### [Collected data]
======

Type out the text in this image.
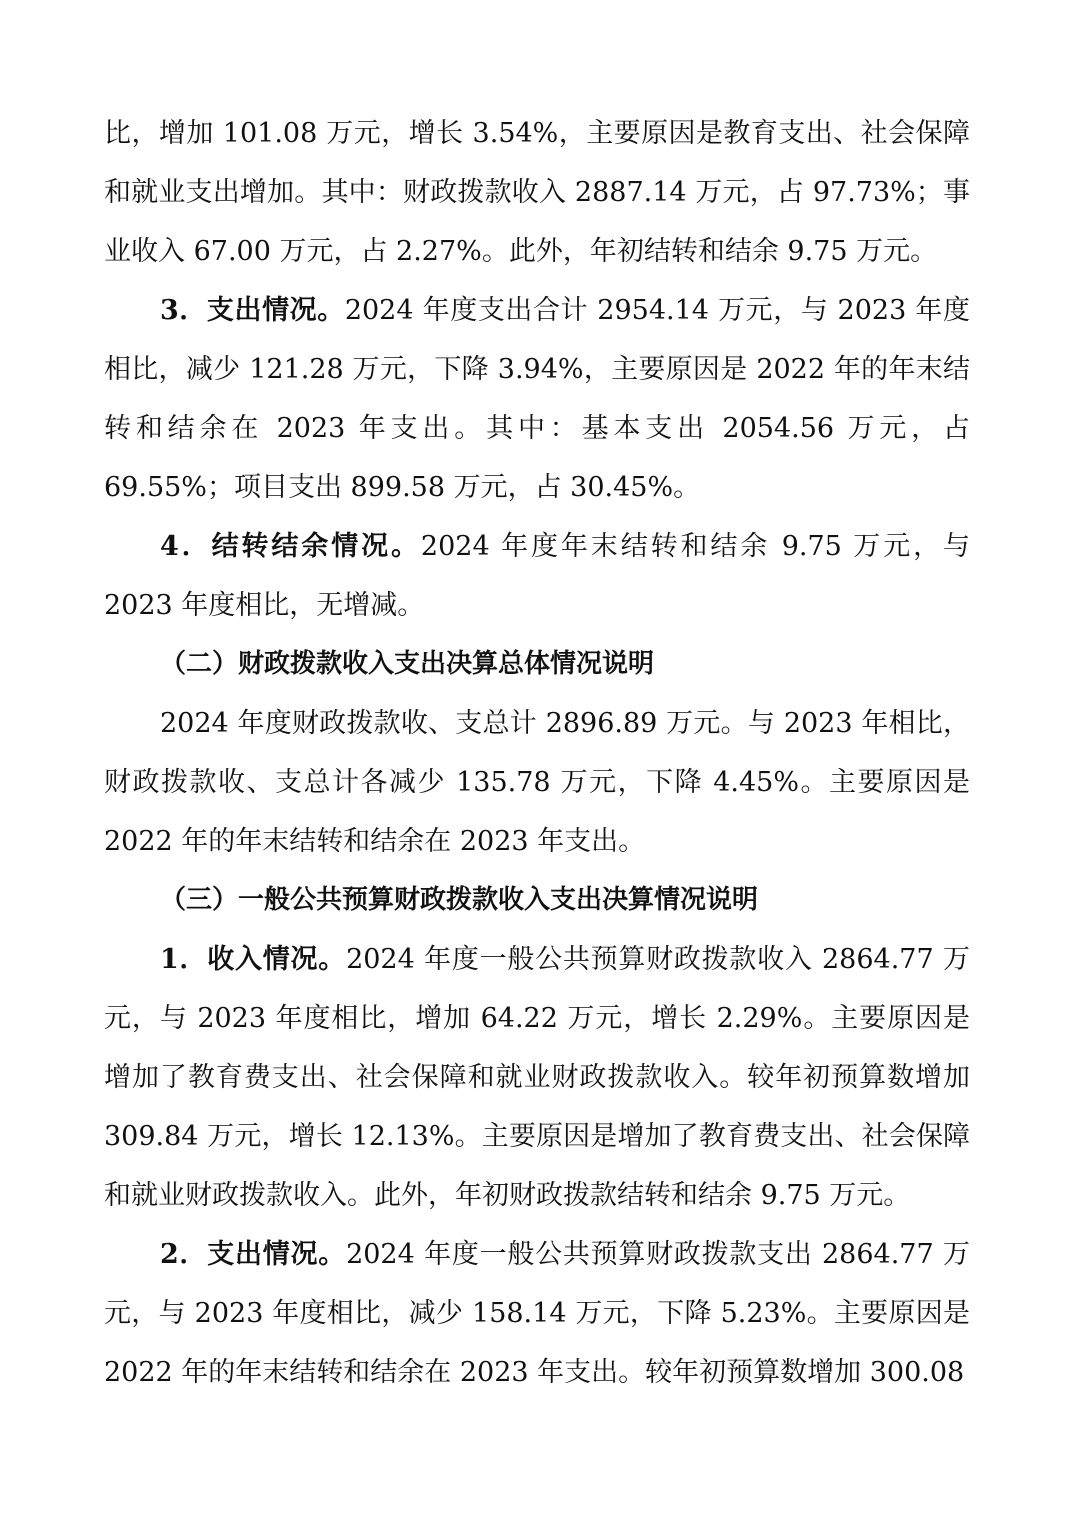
比，增加 101.08 万元，增长 3.54%，主要原因是教育支出、社会保障和就业支出增加。其中：财政拨款收入 2887.14 万元，占 97.73%；事业收入 67.00 万元，占 2.27%。此外，年初结转和结余 9.75 万元。

3．支出情况。2024 年度支出合计 2954.14 万元，与 2023 年度相比，减少 121.28 万元，下降 3.94%，主要原因是 2022 年的年末结转和结余在 2023 年支出。其中：基本支出 2054.56 万元，占 69.55%；项目支出 899.58 万元，占 30.45%。

4．结转结余情况。2024 年度年末结转和结余 9.75 万元，与 2023 年度相比，无增减。

（二）财政拨款收入支出决算总体情况说明

2024 年度财政拨款收、支总计 2896.89 万元。与 2023 年相比，财政拨款收、支总计各减少 135.78 万元，下降 4.45%。主要原因是 2022 年的年末结转和结余在 2023 年支出。

（三）一般公共预算财政拨款收入支出决算情况说明

1．收入情况。2024 年度一般公共预算财政拨款收入 2864.77 万元，与 2023 年度相比，增加 64.22 万元，增长 2.29%。主要原因是增加了教育费支出、社会保障和就业财政拨款收入。较年初预算数增加 309.84 万元，增长 12.13%。主要原因是增加了教育费支出、社会保障和就业财政拨款收入。此外，年初财政拨款结转和结余 9.75 万元。

2．支出情况。2024 年度一般公共预算财政拨款支出 2864.77 万元，与 2023 年度相比，减少 158.14 万元，下降 5.23%。主要原因是 2022 年的年末结转和结余在 2023 年支出。较年初预算数增加 300.08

======

### [The problem]
The records above must be printed exactly; the pictures stay out.

### [Exercise solution]
Type out the text in this image.
比，增加 101.08 万元，增长 3.54%，主要原因是教育支出、社会保障和就业支出增加。其中：财政拨款收入 2887.14 万元，占 97.73%；事业收入 67.00 万元，占 2.27%。此外，年初结转和结余 9.75 万元。

3．支出情况。2024 年度支出合计 2954.14 万元，与 2023 年度相比，减少 121.28 万元，下降 3.94%，主要原因是 2022 年的年末结转和结余在 2023 年支出。其中：基本支出 2054.56 万元，占 69.55%；项目支出 899.58 万元，占 30.45%。

4．结转结余情况。2024 年度年末结转和结余 9.75 万元，与 2023 年度相比，无增减。

（二）财政拨款收入支出决算总体情况说明

2024 年度财政拨款收、支总计 2896.89 万元。与 2023 年相比，财政拨款收、支总计各减少 135.78 万元，下降 4.45%。主要原因是 2022 年的年末结转和结余在 2023 年支出。

（三）一般公共预算财政拨款收入支出决算情况说明

1．收入情况。2024 年度一般公共预算财政拨款收入 2864.77 万元，与 2023 年度相比，增加 64.22 万元，增长 2.29%。主要原因是增加了教育费支出、社会保障和就业财政拨款收入。较年初预算数增加 309.84 万元，增长 12.13%。主要原因是增加了教育费支出、社会保障和就业财政拨款收入。此外，年初财政拨款结转和结余 9.75 万元。

2．支出情况。2024 年度一般公共预算财政拨款支出 2864.77 万元，与 2023 年度相比，减少 158.14 万元，下降 5.23%。主要原因是 2022 年的年末结转和结余在 2023 年支出。较年初预算数增加 300.08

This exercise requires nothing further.